-- begin --

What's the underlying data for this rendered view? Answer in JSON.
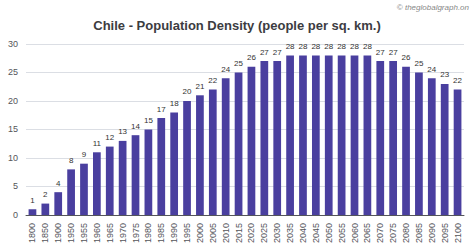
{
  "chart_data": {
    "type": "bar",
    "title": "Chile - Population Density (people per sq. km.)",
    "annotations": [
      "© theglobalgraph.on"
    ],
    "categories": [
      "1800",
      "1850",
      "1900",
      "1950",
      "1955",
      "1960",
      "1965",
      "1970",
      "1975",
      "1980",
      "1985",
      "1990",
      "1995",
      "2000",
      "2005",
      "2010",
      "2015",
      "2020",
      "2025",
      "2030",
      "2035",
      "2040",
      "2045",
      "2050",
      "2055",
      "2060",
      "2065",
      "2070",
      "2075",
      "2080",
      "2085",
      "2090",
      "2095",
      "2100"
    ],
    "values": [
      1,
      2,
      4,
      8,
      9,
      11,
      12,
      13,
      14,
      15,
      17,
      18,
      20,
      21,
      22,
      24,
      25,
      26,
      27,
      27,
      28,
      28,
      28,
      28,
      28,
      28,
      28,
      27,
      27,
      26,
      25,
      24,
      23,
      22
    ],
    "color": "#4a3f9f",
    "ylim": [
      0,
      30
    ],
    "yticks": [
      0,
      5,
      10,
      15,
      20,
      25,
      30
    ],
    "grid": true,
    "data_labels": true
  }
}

-- end --
-- begin --

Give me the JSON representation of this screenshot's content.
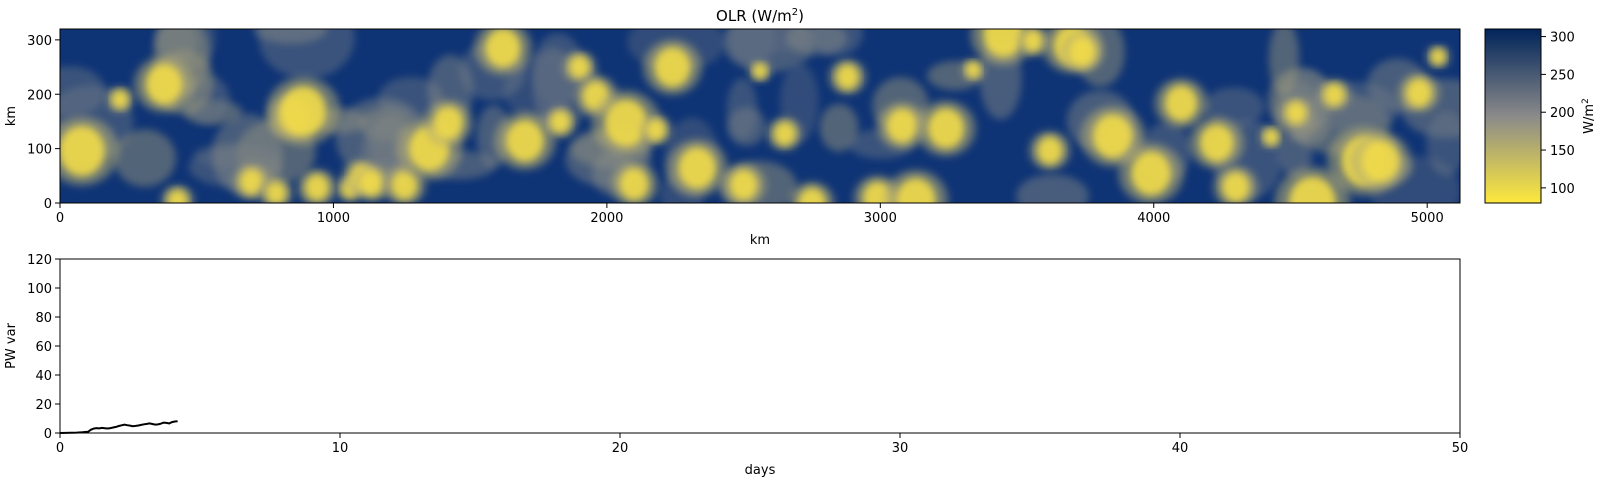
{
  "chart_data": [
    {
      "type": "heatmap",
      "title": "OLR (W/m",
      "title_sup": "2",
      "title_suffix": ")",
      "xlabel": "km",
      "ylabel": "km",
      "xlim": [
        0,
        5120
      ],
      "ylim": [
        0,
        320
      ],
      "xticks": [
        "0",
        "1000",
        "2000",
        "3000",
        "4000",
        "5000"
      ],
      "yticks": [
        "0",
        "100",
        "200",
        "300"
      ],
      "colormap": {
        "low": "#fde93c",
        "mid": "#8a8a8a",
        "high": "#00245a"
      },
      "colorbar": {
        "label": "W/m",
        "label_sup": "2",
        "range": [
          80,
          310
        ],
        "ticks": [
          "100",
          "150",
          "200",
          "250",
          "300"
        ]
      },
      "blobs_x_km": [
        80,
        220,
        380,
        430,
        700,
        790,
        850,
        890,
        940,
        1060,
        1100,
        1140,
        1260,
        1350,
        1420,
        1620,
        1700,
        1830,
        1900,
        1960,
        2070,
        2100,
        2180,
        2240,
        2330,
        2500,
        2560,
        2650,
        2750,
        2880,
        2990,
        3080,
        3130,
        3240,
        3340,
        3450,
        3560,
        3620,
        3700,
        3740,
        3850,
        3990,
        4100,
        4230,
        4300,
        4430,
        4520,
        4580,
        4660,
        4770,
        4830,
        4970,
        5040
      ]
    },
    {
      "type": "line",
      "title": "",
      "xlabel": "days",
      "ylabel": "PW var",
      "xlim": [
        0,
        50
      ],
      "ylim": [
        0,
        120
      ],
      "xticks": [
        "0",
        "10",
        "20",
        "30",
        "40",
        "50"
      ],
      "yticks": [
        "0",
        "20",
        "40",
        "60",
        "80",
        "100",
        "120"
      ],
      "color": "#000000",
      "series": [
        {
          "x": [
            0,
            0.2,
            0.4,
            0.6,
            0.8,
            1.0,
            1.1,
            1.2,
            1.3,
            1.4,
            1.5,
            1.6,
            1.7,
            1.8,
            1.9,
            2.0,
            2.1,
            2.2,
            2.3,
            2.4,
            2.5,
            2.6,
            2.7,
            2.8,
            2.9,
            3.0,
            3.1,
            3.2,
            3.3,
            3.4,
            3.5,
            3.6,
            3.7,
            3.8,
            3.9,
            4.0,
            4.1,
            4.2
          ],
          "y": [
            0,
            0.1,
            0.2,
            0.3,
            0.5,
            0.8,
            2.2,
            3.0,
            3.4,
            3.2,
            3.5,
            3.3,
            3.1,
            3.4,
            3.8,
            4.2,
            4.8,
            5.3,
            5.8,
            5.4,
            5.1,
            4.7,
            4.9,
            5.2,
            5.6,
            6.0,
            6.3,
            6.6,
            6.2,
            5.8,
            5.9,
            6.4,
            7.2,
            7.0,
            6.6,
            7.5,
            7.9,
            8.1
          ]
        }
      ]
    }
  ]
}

-- end --

Each line in the listing above that contains "this" should be copied.

What's the underlying data for this rendered view? Answer in JSON.
Give me the JSON representation of this screenshot's content.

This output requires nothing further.